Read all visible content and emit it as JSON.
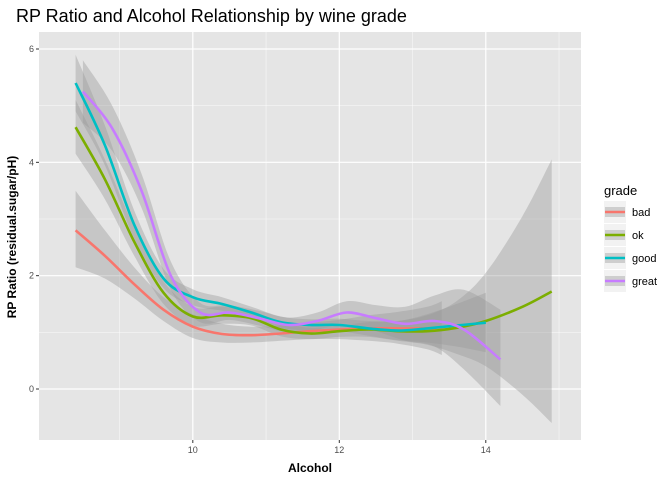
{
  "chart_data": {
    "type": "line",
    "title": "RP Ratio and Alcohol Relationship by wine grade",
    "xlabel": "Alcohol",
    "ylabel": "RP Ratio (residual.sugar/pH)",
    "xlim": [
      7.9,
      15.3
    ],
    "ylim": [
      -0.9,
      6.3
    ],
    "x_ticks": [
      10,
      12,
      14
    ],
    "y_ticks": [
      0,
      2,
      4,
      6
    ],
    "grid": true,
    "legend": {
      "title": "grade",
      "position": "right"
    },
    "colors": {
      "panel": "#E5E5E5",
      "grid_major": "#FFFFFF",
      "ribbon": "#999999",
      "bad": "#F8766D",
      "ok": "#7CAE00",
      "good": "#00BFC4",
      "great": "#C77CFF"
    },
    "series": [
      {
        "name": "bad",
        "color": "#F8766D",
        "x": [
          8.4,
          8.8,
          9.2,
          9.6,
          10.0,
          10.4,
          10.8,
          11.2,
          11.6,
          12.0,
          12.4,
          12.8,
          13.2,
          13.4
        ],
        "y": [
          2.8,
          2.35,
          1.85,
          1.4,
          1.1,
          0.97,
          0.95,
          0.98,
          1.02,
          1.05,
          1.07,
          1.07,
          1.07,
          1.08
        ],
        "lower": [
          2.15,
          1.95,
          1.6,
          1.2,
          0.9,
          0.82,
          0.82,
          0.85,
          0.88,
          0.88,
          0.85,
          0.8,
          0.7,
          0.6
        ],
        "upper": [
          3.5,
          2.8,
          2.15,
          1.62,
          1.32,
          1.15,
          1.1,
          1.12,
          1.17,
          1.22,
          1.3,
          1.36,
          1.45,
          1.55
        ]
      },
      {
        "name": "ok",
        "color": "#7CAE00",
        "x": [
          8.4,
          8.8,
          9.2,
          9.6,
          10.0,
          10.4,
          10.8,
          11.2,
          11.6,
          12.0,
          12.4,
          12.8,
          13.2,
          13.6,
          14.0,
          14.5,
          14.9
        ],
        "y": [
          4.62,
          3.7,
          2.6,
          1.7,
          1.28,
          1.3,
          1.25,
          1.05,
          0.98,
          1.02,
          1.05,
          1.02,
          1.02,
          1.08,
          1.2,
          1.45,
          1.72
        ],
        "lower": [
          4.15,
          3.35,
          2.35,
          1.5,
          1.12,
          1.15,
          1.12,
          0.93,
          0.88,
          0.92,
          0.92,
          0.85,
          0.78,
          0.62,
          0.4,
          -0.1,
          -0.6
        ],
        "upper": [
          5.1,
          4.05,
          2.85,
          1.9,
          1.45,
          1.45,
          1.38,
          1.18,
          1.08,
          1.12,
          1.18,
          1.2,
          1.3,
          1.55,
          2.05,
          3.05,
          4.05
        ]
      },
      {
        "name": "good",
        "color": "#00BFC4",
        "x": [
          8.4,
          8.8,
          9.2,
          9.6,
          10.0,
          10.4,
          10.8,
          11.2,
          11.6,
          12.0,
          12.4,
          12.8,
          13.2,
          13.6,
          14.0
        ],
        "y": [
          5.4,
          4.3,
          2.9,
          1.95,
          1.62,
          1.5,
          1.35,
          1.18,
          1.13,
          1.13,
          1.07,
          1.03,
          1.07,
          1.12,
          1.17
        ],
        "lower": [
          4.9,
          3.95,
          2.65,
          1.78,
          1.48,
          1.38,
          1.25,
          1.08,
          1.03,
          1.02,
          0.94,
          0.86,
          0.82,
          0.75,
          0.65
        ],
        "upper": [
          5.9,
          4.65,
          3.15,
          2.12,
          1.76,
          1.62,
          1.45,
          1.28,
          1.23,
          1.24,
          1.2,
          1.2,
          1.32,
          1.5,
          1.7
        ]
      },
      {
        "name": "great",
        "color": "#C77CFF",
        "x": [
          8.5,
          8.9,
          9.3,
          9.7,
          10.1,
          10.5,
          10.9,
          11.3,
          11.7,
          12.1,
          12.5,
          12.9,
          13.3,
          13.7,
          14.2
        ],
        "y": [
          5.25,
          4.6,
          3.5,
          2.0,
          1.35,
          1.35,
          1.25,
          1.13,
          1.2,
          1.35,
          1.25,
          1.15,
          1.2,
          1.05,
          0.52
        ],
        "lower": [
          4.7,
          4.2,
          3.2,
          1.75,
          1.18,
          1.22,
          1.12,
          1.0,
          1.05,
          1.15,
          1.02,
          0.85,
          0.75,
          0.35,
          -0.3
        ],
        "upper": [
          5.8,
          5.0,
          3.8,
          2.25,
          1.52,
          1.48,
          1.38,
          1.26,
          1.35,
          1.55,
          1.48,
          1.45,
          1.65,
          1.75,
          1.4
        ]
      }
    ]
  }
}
★ ★ ★ ★ ★ ★ ★
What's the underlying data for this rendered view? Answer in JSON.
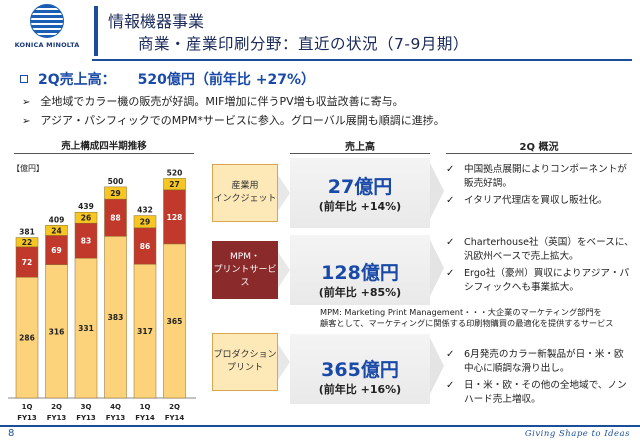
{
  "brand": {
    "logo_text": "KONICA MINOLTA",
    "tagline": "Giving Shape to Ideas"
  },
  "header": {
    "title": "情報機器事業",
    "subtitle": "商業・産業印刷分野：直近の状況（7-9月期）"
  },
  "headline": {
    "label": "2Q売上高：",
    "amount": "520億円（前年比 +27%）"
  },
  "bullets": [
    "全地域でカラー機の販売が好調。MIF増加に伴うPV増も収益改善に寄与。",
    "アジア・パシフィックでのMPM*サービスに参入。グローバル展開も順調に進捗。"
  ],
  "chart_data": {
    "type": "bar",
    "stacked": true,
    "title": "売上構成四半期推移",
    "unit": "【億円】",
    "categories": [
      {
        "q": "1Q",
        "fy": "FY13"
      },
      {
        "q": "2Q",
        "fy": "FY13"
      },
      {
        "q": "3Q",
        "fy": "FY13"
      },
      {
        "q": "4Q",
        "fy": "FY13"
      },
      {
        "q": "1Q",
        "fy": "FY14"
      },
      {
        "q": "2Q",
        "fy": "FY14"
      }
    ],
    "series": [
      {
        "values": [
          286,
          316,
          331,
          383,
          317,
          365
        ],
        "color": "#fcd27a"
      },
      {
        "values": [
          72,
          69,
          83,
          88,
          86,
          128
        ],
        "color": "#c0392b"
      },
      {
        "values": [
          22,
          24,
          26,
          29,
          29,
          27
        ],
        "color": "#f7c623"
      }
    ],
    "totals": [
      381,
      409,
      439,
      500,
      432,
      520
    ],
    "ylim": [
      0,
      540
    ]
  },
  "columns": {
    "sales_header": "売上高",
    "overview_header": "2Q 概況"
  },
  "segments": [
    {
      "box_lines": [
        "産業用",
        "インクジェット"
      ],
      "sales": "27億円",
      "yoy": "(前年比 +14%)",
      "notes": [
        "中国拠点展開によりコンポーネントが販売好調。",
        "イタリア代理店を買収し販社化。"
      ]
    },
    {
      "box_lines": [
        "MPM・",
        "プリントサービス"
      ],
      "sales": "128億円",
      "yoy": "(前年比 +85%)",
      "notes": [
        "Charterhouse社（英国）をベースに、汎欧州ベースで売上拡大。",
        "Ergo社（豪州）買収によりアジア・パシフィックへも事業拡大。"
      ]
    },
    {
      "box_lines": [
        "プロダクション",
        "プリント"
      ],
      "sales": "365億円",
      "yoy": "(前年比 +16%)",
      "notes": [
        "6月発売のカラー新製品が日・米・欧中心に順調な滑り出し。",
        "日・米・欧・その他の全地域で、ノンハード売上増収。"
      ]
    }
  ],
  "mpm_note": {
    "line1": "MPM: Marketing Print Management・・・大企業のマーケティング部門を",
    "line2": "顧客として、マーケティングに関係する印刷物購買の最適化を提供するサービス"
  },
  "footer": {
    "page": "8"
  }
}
★ ★ ★ ★ ★ ★ ★
**What this task involves:** Tally how many lines of the records hold the word "grade". Answer with the number only.

**Final answer:** 2